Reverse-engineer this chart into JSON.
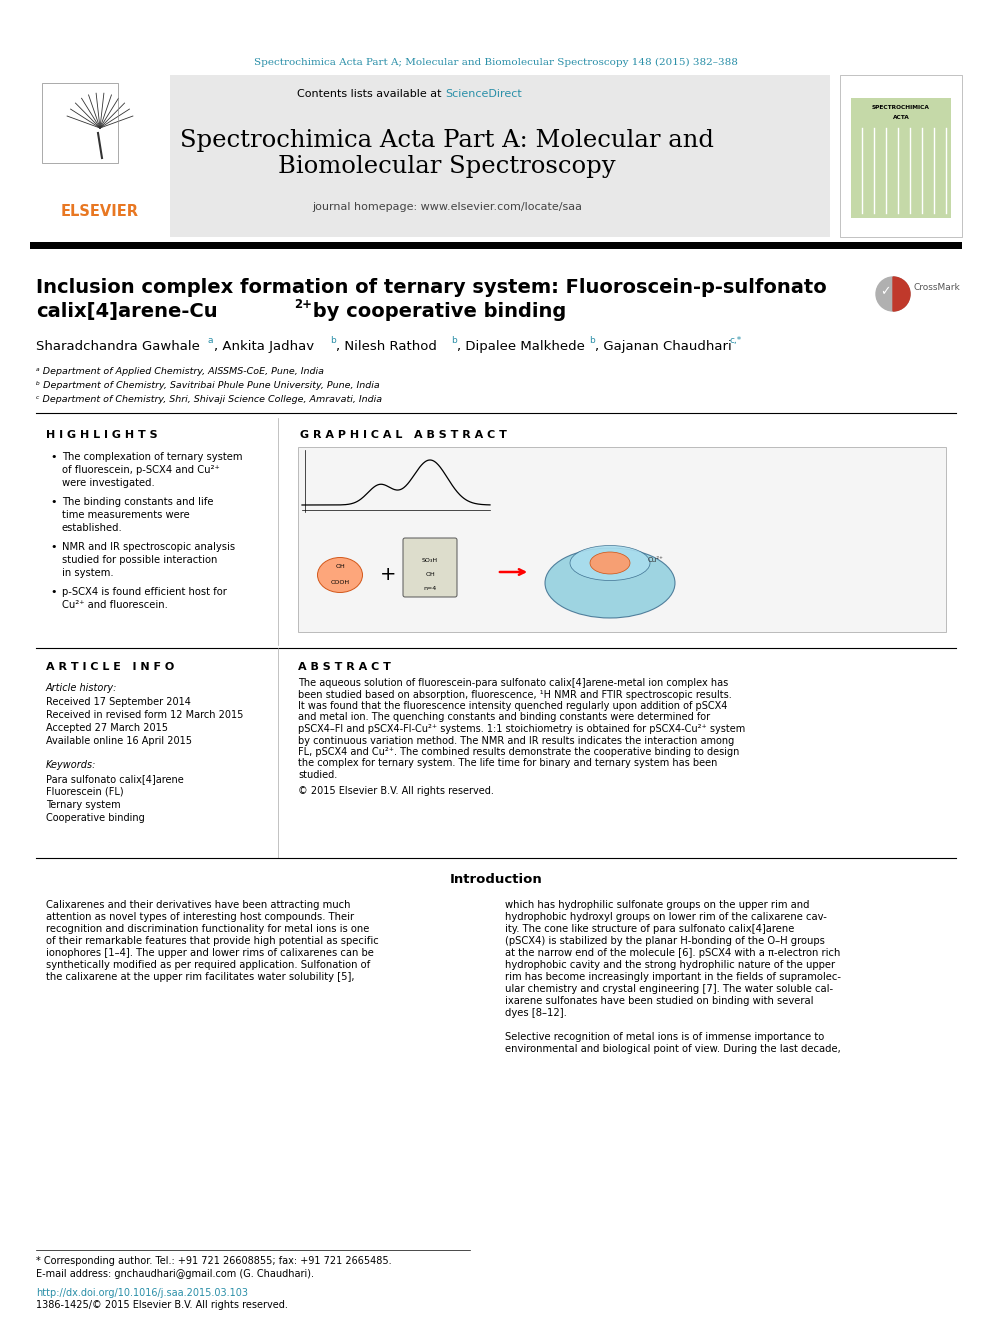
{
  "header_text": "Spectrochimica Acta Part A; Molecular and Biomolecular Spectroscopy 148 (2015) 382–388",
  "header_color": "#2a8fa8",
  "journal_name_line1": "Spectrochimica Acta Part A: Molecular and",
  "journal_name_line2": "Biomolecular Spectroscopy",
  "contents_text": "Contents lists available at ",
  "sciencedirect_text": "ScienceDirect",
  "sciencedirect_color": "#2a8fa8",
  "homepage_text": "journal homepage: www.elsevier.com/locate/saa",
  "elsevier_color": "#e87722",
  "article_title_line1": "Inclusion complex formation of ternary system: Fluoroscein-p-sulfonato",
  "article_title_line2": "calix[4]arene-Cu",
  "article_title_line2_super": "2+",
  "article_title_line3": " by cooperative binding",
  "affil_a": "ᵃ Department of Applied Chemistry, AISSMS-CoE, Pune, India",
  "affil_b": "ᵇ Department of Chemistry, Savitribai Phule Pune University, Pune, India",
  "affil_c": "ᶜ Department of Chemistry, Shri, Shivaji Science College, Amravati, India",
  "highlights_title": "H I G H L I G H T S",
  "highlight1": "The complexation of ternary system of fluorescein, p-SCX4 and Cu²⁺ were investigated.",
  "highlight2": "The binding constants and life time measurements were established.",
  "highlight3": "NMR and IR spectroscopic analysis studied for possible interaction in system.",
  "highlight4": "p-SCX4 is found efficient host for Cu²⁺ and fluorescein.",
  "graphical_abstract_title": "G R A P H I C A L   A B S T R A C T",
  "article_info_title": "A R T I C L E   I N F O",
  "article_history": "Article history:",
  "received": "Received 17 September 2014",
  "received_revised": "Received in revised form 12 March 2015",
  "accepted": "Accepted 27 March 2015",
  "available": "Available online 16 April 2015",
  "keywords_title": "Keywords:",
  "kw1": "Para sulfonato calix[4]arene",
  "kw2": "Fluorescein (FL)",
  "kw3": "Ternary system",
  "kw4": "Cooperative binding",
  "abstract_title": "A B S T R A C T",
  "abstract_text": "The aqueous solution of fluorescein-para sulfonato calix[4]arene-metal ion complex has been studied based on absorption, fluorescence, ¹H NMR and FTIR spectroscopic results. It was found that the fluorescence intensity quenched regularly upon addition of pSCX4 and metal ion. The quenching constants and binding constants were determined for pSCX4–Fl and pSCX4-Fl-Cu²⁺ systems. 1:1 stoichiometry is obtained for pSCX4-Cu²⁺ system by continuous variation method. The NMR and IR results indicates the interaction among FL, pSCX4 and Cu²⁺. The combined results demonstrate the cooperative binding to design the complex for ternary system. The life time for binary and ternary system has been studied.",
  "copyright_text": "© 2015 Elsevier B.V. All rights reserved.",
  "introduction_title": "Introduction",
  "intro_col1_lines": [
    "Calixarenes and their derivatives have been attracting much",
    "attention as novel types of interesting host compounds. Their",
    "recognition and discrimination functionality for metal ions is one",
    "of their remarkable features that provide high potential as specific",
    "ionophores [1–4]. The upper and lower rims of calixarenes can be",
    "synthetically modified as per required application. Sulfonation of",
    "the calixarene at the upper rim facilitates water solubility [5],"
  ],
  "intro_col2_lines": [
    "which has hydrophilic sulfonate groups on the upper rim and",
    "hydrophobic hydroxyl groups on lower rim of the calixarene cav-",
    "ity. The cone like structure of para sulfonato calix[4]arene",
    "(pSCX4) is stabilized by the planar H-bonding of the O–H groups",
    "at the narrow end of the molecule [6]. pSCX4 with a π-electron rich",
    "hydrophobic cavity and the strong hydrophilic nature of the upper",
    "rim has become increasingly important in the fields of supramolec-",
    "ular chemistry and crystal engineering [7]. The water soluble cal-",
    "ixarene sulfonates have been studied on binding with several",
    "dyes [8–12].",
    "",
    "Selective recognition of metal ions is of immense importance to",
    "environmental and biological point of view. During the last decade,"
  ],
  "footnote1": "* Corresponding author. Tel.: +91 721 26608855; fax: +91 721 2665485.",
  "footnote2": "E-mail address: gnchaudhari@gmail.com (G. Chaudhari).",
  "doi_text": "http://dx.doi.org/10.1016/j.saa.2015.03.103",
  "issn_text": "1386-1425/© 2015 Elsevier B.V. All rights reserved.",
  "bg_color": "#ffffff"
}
******
## WORK TO COMPLETE:
Copy out the data above exactly, except the pictures.

## OUTPUT BELOW:
Reverse-engineer this chart into JSON.
{
  "header_text": "Spectrochimica Acta Part A; Molecular and Biomolecular Spectroscopy 148 (2015) 382–388",
  "header_color": "#2a8fa8",
  "journal_name_line1": "Spectrochimica Acta Part A: Molecular and",
  "journal_name_line2": "Biomolecular Spectroscopy",
  "contents_text": "Contents lists available at ",
  "sciencedirect_text": "ScienceDirect",
  "sciencedirect_color": "#2a8fa8",
  "homepage_text": "journal homepage: www.elsevier.com/locate/saa",
  "elsevier_color": "#e87722",
  "article_title_line1": "Inclusion complex formation of ternary system: Fluoroscein-p-sulfonato",
  "article_title_line2": "calix[4]arene-Cu",
  "article_title_line2_super": "2+",
  "article_title_line3": " by cooperative binding",
  "affil_a": "ᵃ Department of Applied Chemistry, AISSMS-CoE, Pune, India",
  "affil_b": "ᵇ Department of Chemistry, Savitribai Phule Pune University, Pune, India",
  "affil_c": "ᶜ Department of Chemistry, Shri, Shivaji Science College, Amravati, India",
  "highlights_title": "H I G H L I G H T S",
  "highlight1": "The complexation of ternary system of fluorescein, p-SCX4 and Cu²⁺ were investigated.",
  "highlight2": "The binding constants and life time measurements were established.",
  "highlight3": "NMR and IR spectroscopic analysis studied for possible interaction in system.",
  "highlight4": "p-SCX4 is found efficient host for Cu²⁺ and fluorescein.",
  "graphical_abstract_title": "G R A P H I C A L   A B S T R A C T",
  "article_info_title": "A R T I C L E   I N F O",
  "article_history": "Article history:",
  "received": "Received 17 September 2014",
  "received_revised": "Received in revised form 12 March 2015",
  "accepted": "Accepted 27 March 2015",
  "available": "Available online 16 April 2015",
  "keywords_title": "Keywords:",
  "kw1": "Para sulfonato calix[4]arene",
  "kw2": "Fluorescein (FL)",
  "kw3": "Ternary system",
  "kw4": "Cooperative binding",
  "abstract_title": "A B S T R A C T",
  "abstract_text": "The aqueous solution of fluorescein-para sulfonato calix[4]arene-metal ion complex has been studied based on absorption, fluorescence, ¹H NMR and FTIR spectroscopic results. It was found that the fluorescence intensity quenched regularly upon addition of pSCX4 and metal ion. The quenching constants and binding constants were determined for pSCX4–Fl and pSCX4-Fl-Cu²⁺ systems. 1:1 stoichiometry is obtained for pSCX4-Cu²⁺ system by continuous variation method. The NMR and IR results indicates the interaction among FL, pSCX4 and Cu²⁺. The combined results demonstrate the cooperative binding to design the complex for ternary system. The life time for binary and ternary system has been studied.",
  "copyright_text": "© 2015 Elsevier B.V. All rights reserved.",
  "introduction_title": "Introduction",
  "intro_col1_lines": [
    "Calixarenes and their derivatives have been attracting much",
    "attention as novel types of interesting host compounds. Their",
    "recognition and discrimination functionality for metal ions is one",
    "of their remarkable features that provide high potential as specific",
    "ionophores [1–4]. The upper and lower rims of calixarenes can be",
    "synthetically modified as per required application. Sulfonation of",
    "the calixarene at the upper rim facilitates water solubility [5],"
  ],
  "intro_col2_lines": [
    "which has hydrophilic sulfonate groups on the upper rim and",
    "hydrophobic hydroxyl groups on lower rim of the calixarene cav-",
    "ity. The cone like structure of para sulfonato calix[4]arene",
    "(pSCX4) is stabilized by the planar H-bonding of the O–H groups",
    "at the narrow end of the molecule [6]. pSCX4 with a π-electron rich",
    "hydrophobic cavity and the strong hydrophilic nature of the upper",
    "rim has become increasingly important in the fields of supramolec-",
    "ular chemistry and crystal engineering [7]. The water soluble cal-",
    "ixarene sulfonates have been studied on binding with several",
    "dyes [8–12].",
    "",
    "Selective recognition of metal ions is of immense importance to",
    "environmental and biological point of view. During the last decade,"
  ],
  "footnote1": "* Corresponding author. Tel.: +91 721 26608855; fax: +91 721 2665485.",
  "footnote2": "E-mail address: gnchaudhari@gmail.com (G. Chaudhari).",
  "doi_text": "http://dx.doi.org/10.1016/j.saa.2015.03.103",
  "issn_text": "1386-1425/© 2015 Elsevier B.V. All rights reserved.",
  "bg_color": "#ffffff"
}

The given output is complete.